Aufgaben »
a - Geben Sie aus dem Textauszug über Chemnitz den Abschnitt von „Nicht alle Städte“ bis „Kulturhauptstadt Europas ist.“ wortgetreu wieder.
b - Prüfen Sie, ob die folgenden Aussagen mit dem Textauszug über Chemnitz übereinstimmen, und antworten Sie jeweils mit Ja oder Nein sowie den entscheidenden Worten des Textauszugs als wörtlichem Zitat: (i) Der Schornstein des ehemaligen Braunkohlekraftwerks ist über 300 Meter hoch. (ii) Die farbige Gestaltung des Schornsteins stammt von einem deutschen Künstler. (iii) Chemnitz ist 2025 Kulturhauptstadt Europas.

Flugplatz Chemnitz – Kulturhauptstadt mit Kunstsinn
Chemnitz ist oftmals eine unterschätzte Stadt in Sachsen. Dabei ist sie in diesem Jahr Kulturhauptstadt und hat auch so viel zu bieten.

Nicht alle Städte haben eine solche Landmarke, die schon von weitem den Weg weist – auch und gerade aus der Luft. Der über 300 Meter hohe Schornstein des ehemaligen Braunkohlekraftwerks Chemnitz Nord erstrahlt in sieben Farben und ist nachts eindrucksvoll beleuchtet. Die Gestaltung durch den französischen Künstler Daniel Buren hat dem Schlot, früher Schorsch oder Lulatsch genannt, einen neuen Spitznamen eingebracht: Buntstift. Im Grunde verkörpert dieses neue Wahrzeichen der Stadt am Erzgebirge ihre zwei Seiten: die industrielle Tradition und den Kunstsinn. Vor allem Maschinenbau und Textilproduktion haben Chemnitz groß gemacht. Das reichlich verdiente Geld wurde unter anderem in Kunst investiert. So entstand eine für die Größe der Stadt absolut beeindruckende Kulturlandschaft, die entscheidend dazu beigetragen hat, dass Chemnitz 2025 Kulturhauptstadt Europas ist.

Vorliegendes Material »
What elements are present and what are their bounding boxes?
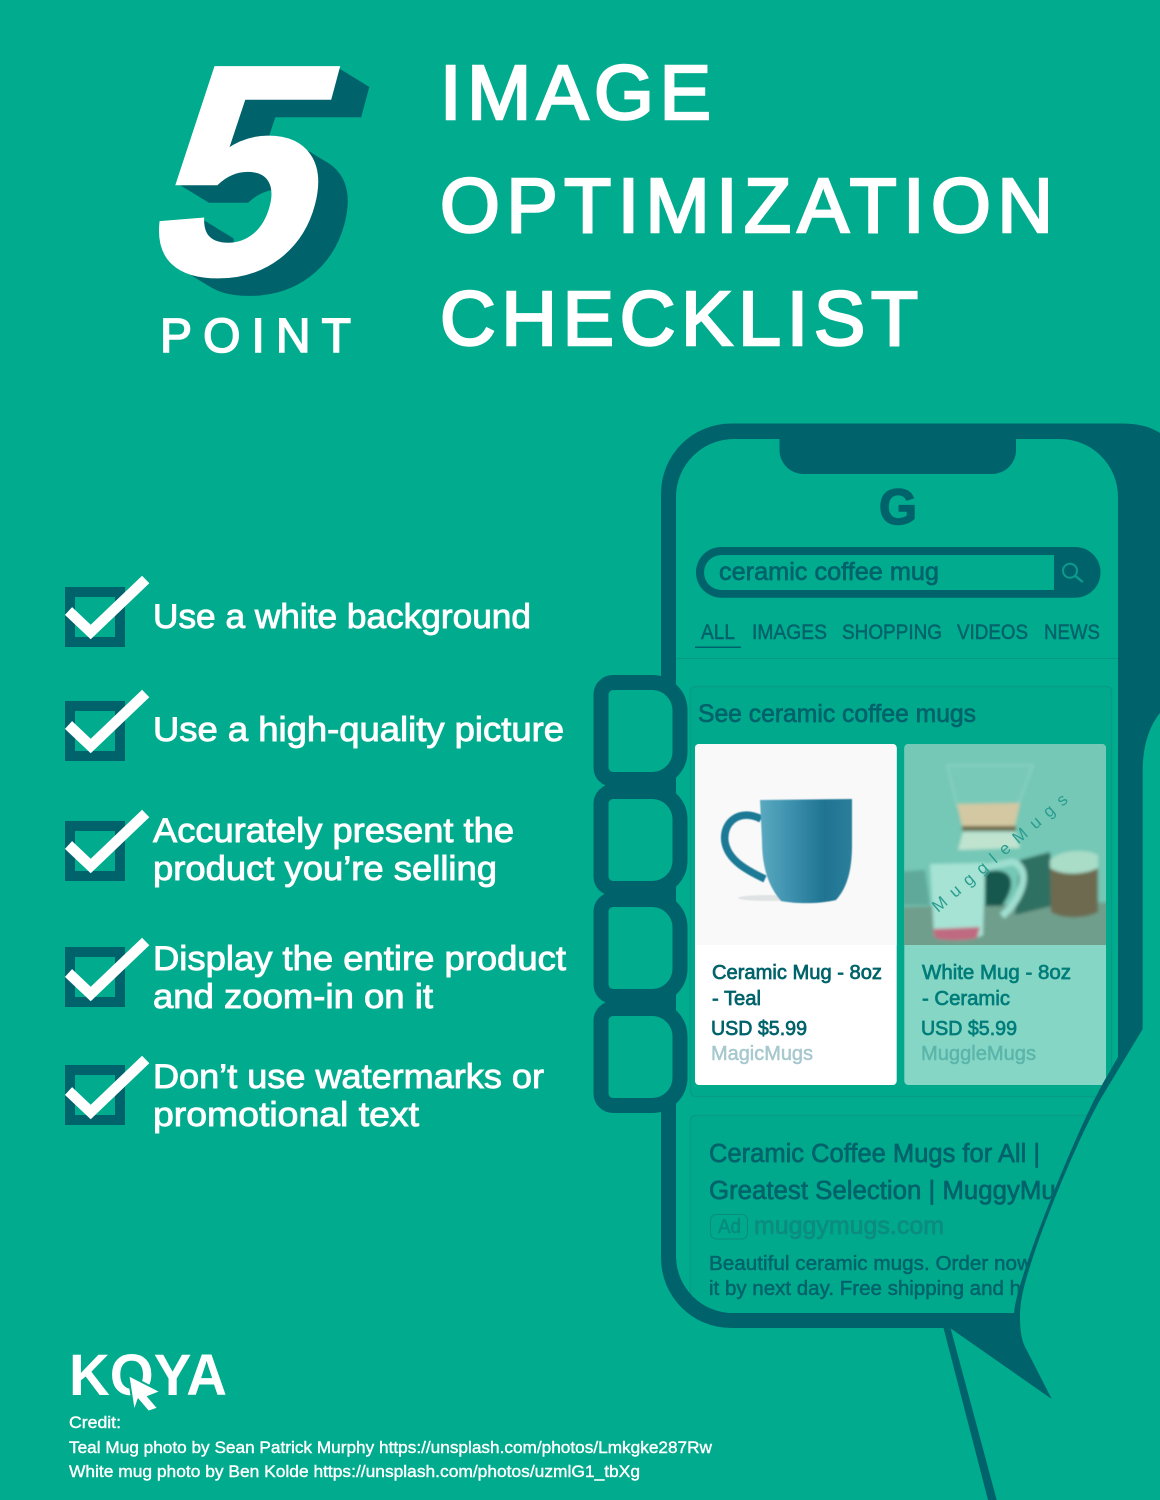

Lösungsübersicht »
a -
Nicht alle Städte haben eine solche Landmarke, die schon von weitem den Weg weist – auch und gerade aus der Luft. Der über 300 Meter hohe Schornstein des ehemaligen Braunkohlekraftwerks Chemnitz Nord erstrahlt in sieben Farben und ist nachts eindrucksvoll beleuchtet. Die Gestaltung durch den französischen Künstler Daniel Buren hat dem Schlot, früher Schorsch oder Lulatsch genannt, einen neuen Spitznamen eingebracht: Buntstift. Im Grunde verkörpert dieses neue Wahrzeichen der Stadt am Erzgebirge ihre zwei Seiten: die industrielle Tradition und den Kunstsinn. Vor allem Maschinenbau und Textilproduktion haben Chemnitz groß gemacht. Das reichlich verdiente Geld wurde unter anderem in Kunst investiert. So entstand eine für die Größe der Stadt absolut beeindruckende Kulturlandschaft, die entscheidend dazu beigetragen hat, dass Chemnitz 2025 Kulturhauptstadt Europas ist.

b -
(i) Ja: „Der über 300 Meter hohe Schornstein des ehemaligen Braunkohlekraftwerks Chemnitz Nord“
(ii) Nein: „Die Gestaltung durch den französischen Künstler Daniel Buren“
(iii) Ja: „dass Chemnitz 2025 Kulturhauptstadt Europas ist“